-- START --

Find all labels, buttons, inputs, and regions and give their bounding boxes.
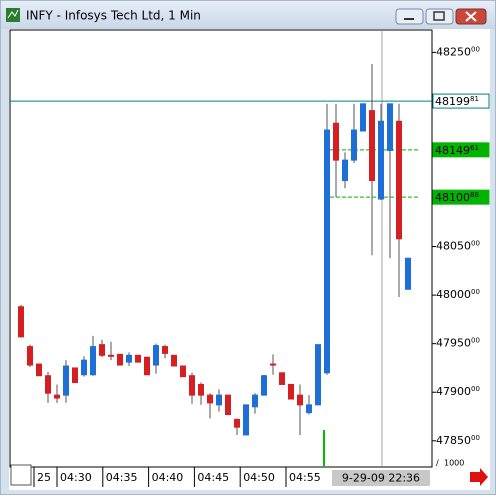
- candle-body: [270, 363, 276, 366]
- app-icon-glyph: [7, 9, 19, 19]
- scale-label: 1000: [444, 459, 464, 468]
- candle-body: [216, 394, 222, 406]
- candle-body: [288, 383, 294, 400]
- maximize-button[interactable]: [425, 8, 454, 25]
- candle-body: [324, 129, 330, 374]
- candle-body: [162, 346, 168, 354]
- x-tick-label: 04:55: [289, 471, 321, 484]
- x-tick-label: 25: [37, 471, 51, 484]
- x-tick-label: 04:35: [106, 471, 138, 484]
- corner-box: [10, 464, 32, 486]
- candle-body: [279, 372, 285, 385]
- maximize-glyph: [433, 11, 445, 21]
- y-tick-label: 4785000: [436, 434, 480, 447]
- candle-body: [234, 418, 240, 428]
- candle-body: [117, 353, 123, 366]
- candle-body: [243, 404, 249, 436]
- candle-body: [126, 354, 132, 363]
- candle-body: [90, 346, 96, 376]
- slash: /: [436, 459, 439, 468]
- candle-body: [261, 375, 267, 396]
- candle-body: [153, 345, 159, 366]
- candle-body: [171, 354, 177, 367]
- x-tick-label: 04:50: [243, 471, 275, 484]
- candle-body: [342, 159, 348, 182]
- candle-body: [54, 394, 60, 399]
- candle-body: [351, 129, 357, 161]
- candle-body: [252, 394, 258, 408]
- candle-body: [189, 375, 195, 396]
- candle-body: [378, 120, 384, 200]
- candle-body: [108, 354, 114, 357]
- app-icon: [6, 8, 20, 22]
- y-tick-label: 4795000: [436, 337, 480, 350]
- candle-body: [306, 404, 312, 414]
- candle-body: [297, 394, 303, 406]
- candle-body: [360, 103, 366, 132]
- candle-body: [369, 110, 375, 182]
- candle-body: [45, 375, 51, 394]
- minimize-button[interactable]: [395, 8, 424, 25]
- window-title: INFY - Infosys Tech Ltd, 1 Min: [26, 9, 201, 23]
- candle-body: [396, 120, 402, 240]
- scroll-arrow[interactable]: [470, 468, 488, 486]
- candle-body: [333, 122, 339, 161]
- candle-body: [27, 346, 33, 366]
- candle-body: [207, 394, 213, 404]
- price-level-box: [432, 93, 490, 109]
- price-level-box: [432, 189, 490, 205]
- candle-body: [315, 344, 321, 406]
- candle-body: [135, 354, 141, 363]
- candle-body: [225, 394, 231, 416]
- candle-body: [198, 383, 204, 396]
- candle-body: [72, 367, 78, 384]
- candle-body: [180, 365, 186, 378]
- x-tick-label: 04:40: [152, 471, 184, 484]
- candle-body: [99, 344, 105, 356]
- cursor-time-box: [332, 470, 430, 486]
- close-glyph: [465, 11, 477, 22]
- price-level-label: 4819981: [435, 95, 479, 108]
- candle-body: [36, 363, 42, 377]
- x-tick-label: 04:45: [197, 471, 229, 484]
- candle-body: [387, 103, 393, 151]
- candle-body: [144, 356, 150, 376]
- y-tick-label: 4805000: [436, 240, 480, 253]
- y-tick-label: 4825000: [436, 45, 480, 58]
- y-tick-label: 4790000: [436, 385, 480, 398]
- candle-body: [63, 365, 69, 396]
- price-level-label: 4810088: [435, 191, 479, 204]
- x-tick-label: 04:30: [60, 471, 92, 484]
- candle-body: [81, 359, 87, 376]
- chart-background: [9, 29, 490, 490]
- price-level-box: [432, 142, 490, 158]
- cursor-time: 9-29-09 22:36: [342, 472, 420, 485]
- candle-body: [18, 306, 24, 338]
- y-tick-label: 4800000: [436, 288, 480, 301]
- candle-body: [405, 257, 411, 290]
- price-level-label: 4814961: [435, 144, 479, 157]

-- END --

Write out all the lines above word for word, and leave out the picture.

Find all labels, buttons, inputs, and regions and give their bounding boxes.
- candle-body: [270, 363, 276, 366]
- app-icon-glyph: [7, 9, 19, 19]
- scale-label: 1000: [444, 459, 464, 468]
- candle-body: [216, 394, 222, 406]
- candle-body: [288, 383, 294, 400]
- maximize-button[interactable]: [425, 8, 454, 25]
- candle-body: [324, 129, 330, 374]
- candle-body: [162, 346, 168, 354]
- x-tick-label: 04:55: [289, 471, 321, 484]
- x-tick-label: 25: [37, 471, 51, 484]
- x-tick-label: 04:35: [106, 471, 138, 484]
- corner-box: [10, 464, 32, 486]
- candle-body: [279, 372, 285, 385]
- maximize-glyph: [433, 11, 445, 21]
- y-tick-label: 4785000: [436, 434, 480, 447]
- candle-body: [234, 418, 240, 428]
- candle-body: [117, 353, 123, 366]
- candle-body: [243, 404, 249, 436]
- candle-body: [126, 354, 132, 363]
- candle-body: [90, 346, 96, 376]
- slash: /: [436, 459, 439, 468]
- candle-body: [261, 375, 267, 396]
- candle-body: [153, 345, 159, 366]
- candle-body: [171, 354, 177, 367]
- x-tick-label: 04:50: [243, 471, 275, 484]
- candle-body: [342, 159, 348, 182]
- candle-body: [54, 394, 60, 399]
- candle-body: [351, 129, 357, 161]
- candle-body: [252, 394, 258, 408]
- candle-body: [189, 375, 195, 396]
- candle-body: [378, 120, 384, 200]
- candle-body: [108, 354, 114, 357]
- app-icon: [6, 8, 20, 22]
- y-tick-label: 4795000: [436, 337, 480, 350]
- candle-body: [306, 404, 312, 414]
- candle-body: [297, 394, 303, 406]
- candle-body: [360, 103, 366, 132]
- candle-body: [369, 110, 375, 182]
- candle-body: [45, 375, 51, 394]
- minimize-button[interactable]: [395, 8, 424, 25]
- window-title: INFY - Infosys Tech Ltd, 1 Min: [26, 9, 201, 23]
- candle-body: [396, 120, 402, 240]
- scroll-arrow[interactable]: [470, 468, 488, 486]
- candle-body: [333, 122, 339, 161]
- candle-body: [27, 346, 33, 366]
- candle-body: [207, 394, 213, 404]
- price-level-box: [432, 93, 490, 109]
- price-level-box: [432, 189, 490, 205]
- candle-body: [315, 344, 321, 406]
- candle-body: [135, 354, 141, 363]
- candle-body: [225, 394, 231, 416]
- candle-body: [198, 383, 204, 396]
- candle-body: [72, 367, 78, 384]
- candle-body: [180, 365, 186, 378]
- x-tick-label: 04:40: [152, 471, 184, 484]
- candle-body: [99, 344, 105, 356]
- cursor-time-box: [332, 470, 430, 486]
- close-glyph: [465, 11, 477, 22]
- price-level-label: 4819981: [435, 95, 479, 108]
- candle-body: [36, 363, 42, 377]
- x-tick-label: 04:45: [197, 471, 229, 484]
- candle-body: [387, 103, 393, 151]
- candle-body: [144, 356, 150, 376]
- y-tick-label: 4805000: [436, 240, 480, 253]
- y-tick-label: 4825000: [436, 45, 480, 58]
- y-tick-label: 4790000: [436, 385, 480, 398]
- candle-body: [63, 365, 69, 396]
- price-level-label: 4810088: [435, 191, 479, 204]
- x-tick-label: 04:30: [60, 471, 92, 484]
- candle-body: [81, 359, 87, 376]
- chart-background: [9, 29, 490, 490]
- price-level-box: [432, 142, 490, 158]
- cursor-time: 9-29-09 22:36: [342, 472, 420, 485]
- candle-body: [18, 306, 24, 338]
- y-tick-label: 4800000: [436, 288, 480, 301]
- candle-body: [405, 257, 411, 290]
- price-level-label: 4814961: [435, 144, 479, 157]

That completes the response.